[Dataset rows]
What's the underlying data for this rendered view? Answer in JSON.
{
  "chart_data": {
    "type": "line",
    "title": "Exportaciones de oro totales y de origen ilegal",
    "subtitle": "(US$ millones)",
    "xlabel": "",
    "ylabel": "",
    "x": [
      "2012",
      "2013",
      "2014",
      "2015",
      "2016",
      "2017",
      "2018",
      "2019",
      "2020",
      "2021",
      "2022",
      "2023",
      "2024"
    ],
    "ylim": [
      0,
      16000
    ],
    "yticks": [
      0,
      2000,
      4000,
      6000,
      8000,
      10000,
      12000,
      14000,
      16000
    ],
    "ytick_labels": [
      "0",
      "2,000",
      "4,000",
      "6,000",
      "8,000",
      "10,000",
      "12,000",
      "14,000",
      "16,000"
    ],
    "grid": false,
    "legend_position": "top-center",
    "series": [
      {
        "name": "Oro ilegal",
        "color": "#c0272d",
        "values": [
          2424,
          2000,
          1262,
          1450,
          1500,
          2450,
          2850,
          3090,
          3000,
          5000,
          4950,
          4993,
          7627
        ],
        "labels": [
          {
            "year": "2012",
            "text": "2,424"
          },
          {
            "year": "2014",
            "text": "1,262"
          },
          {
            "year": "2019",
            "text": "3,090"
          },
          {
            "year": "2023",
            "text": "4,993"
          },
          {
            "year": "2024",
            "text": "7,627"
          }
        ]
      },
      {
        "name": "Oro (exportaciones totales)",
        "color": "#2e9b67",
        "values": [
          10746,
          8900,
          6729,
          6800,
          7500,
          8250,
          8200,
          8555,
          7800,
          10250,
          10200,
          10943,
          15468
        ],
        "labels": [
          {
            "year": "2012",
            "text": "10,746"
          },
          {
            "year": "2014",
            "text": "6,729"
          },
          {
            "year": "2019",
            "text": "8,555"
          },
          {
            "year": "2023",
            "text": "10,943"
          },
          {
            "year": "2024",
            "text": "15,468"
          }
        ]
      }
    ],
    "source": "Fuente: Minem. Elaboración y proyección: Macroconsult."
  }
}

- STATED GOAL: Take every line from the records above that has the word "ilegal" and copy it.

- TASK OUTPUT:
    "title": "Exportaciones de oro totales y de origen ilegal",
        "name": "Oro ilegal",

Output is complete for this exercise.